> **Task brief**
For each line below that contains the string "leakage", copy that line.

> **Supplied data**

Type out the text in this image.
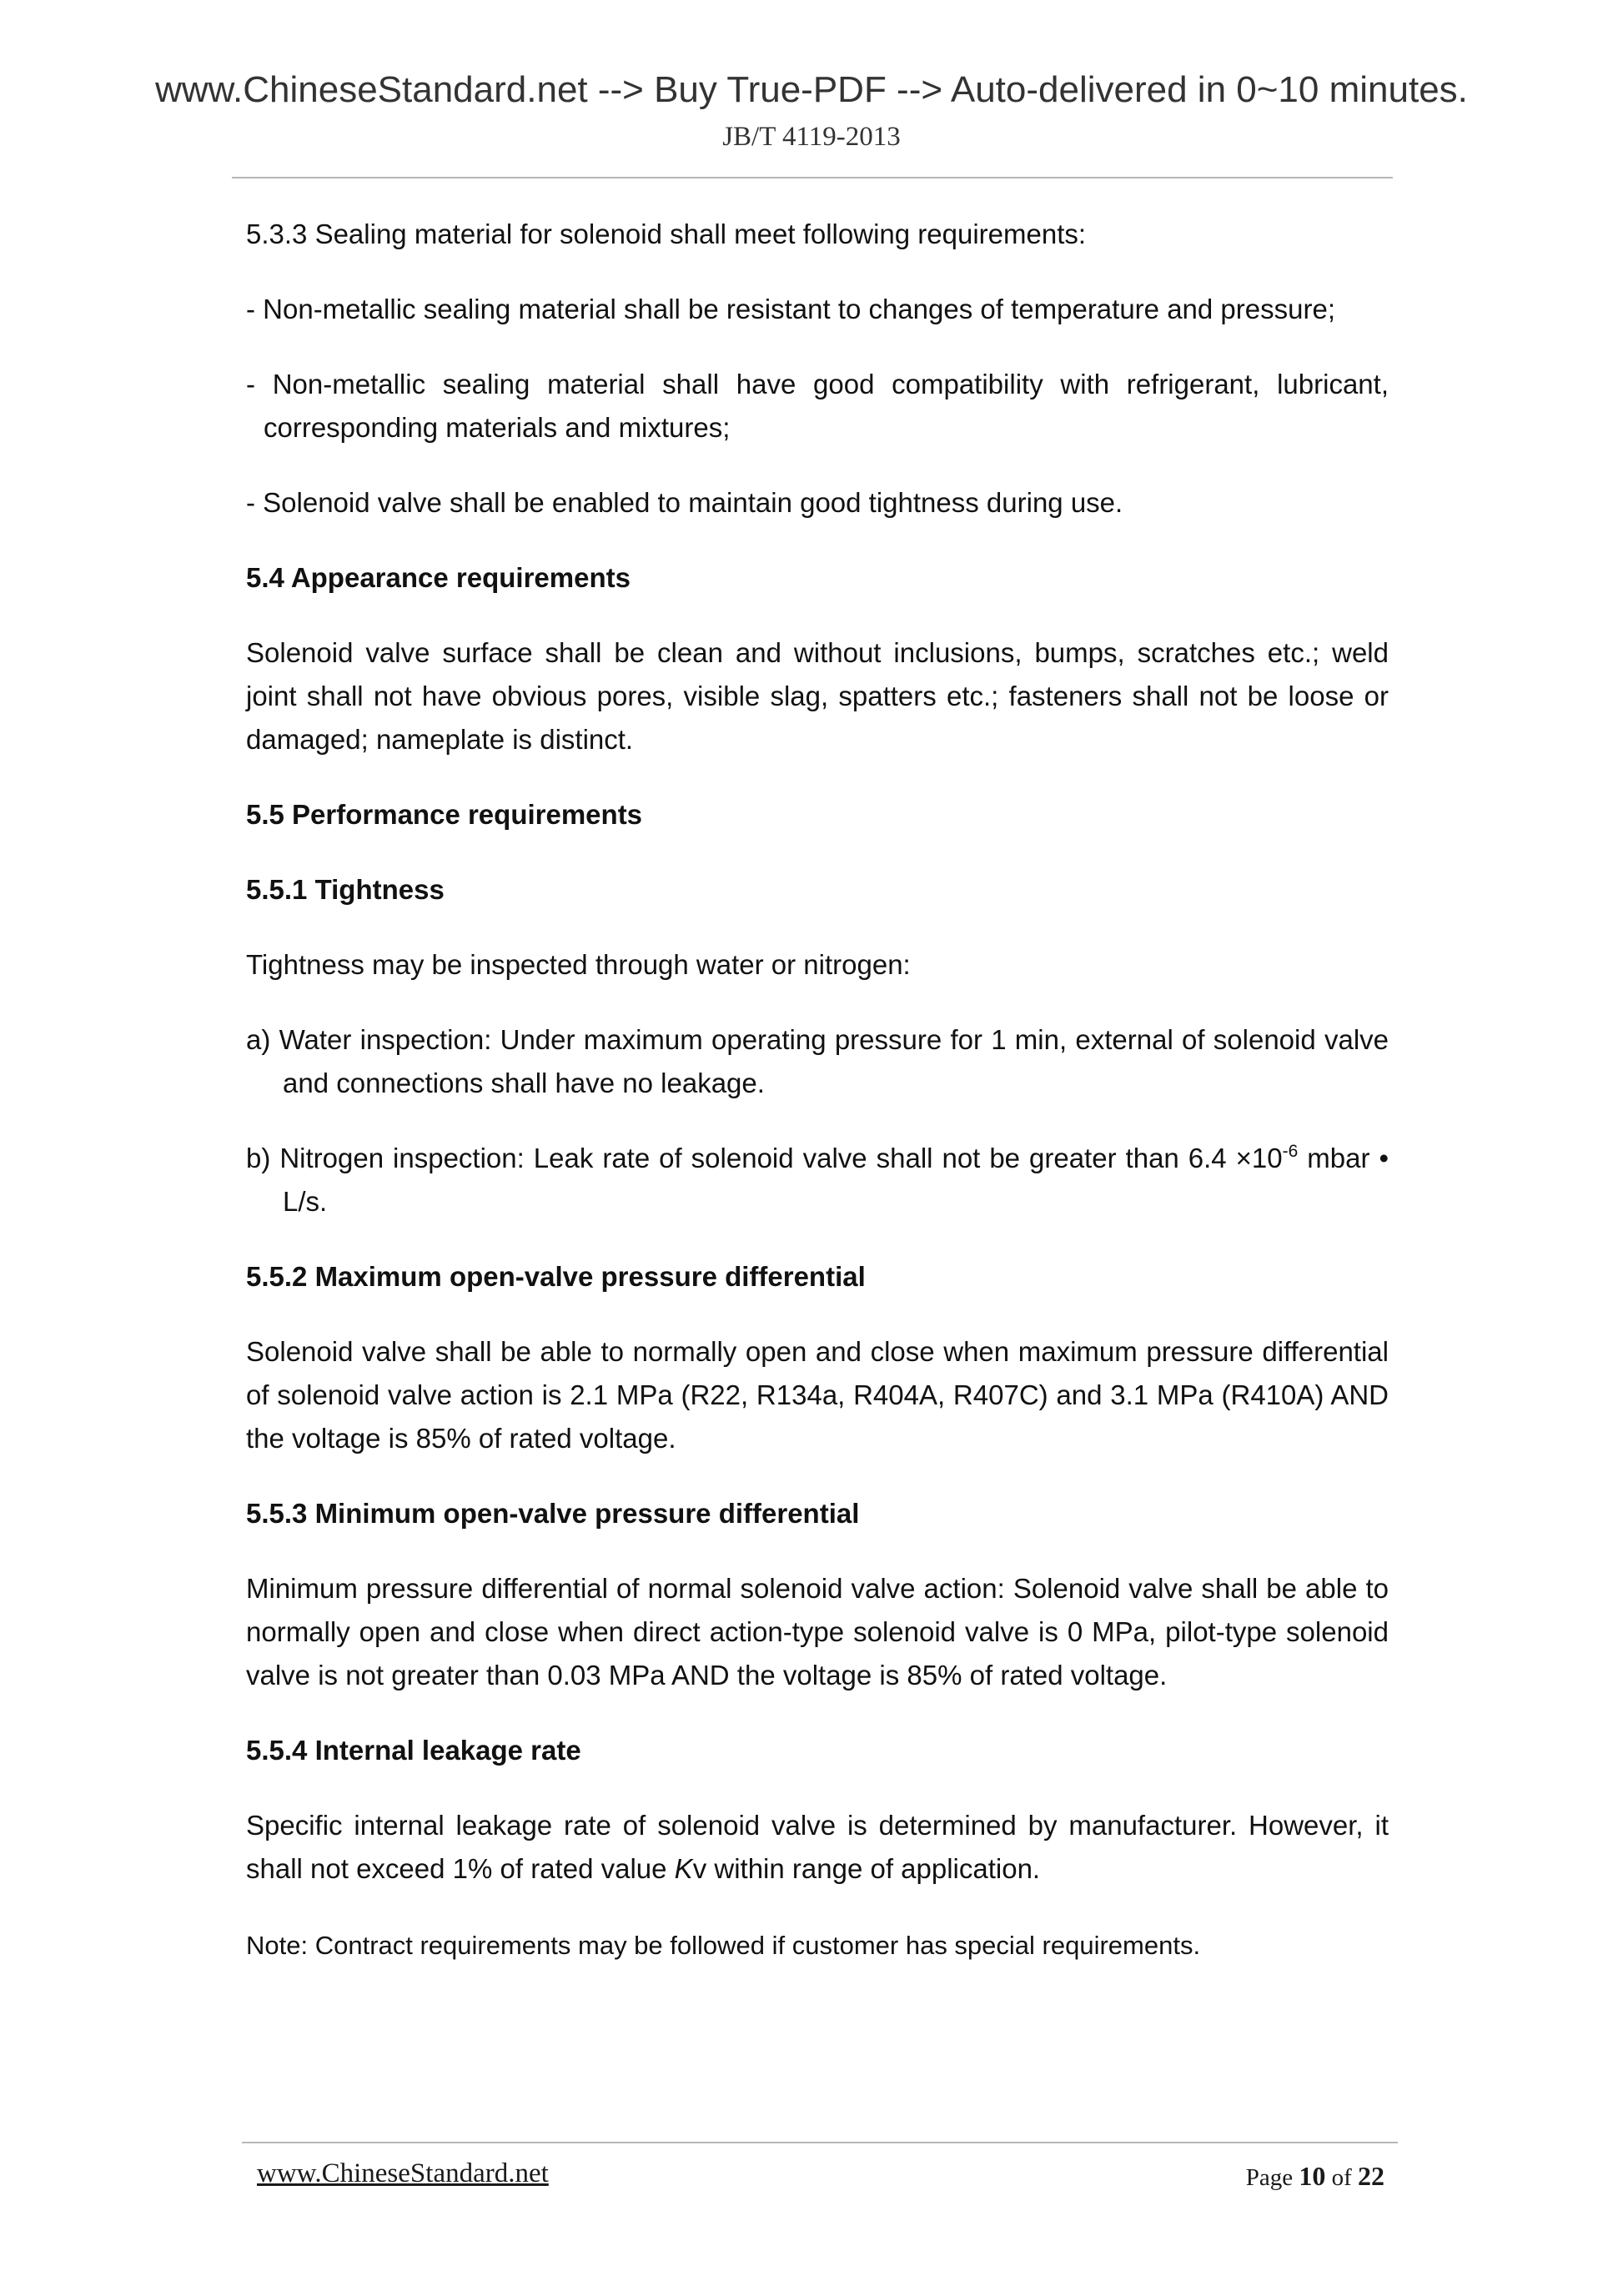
www.ChineseStandard.net --> Buy True-PDF --> Auto-delivered in 0~10 minutes.
JB/T 4119-2013

5.3.3 Sealing material for solenoid shall meet following requirements:

- Non-metallic sealing material shall be resistant to changes of temperature and pressure;

- Non-metallic sealing material shall have good compatibility with refrigerant, lubricant, corresponding materials and mixtures;

- Solenoid valve shall be enabled to maintain good tightness during use.

5.4 Appearance requirements

Solenoid valve surface shall be clean and without inclusions, bumps, scratches etc.; weld joint shall not have obvious pores, visible slag, spatters etc.; fasteners shall not be loose or damaged; nameplate is distinct.

5.5 Performance requirements

5.5.1 Tightness

Tightness may be inspected through water or nitrogen:

a) Water inspection: Under maximum operating pressure for 1 min, external of solenoid valve and connections shall have no leakage.

b) Nitrogen inspection: Leak rate of solenoid valve shall not be greater than $6.4 \times 10^{-6}$ mbar • L/s.

5.5.2 Maximum open-valve pressure differential

Solenoid valve shall be able to normally open and close when maximum pressure differential of solenoid valve action is 2.1 MPa (R22, R134a, R404A, R407C) and 3.1 MPa (R410A) AND the voltage is 85% of rated voltage.

5.5.3 Minimum open-valve pressure differential

Minimum pressure differential of normal solenoid valve action: Solenoid valve shall be able to normally open and close when direct action-type solenoid valve is 0 MPa, pilot-type solenoid valve is not greater than 0.03 MPa AND the voltage is 85% of rated voltage.

5.5.4 Internal leakage rate

Specific internal leakage rate of solenoid valve is determined by manufacturer. However, it shall not exceed 1% of rated value Kv within range of application.

Note: Contract requirements may be followed if customer has special requirements.

www.ChineseStandard.net	Page 10 of 22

> **Exercise answer**
a) Water inspection: Under maximum operating pressure for 1 min, external of solenoid valve and connections shall have no leakage.
5.5.4 Internal leakage rate
Specific internal leakage rate of solenoid valve is determined by manufacturer. However, it shall not exceed 1% of rated value Kv within range of application.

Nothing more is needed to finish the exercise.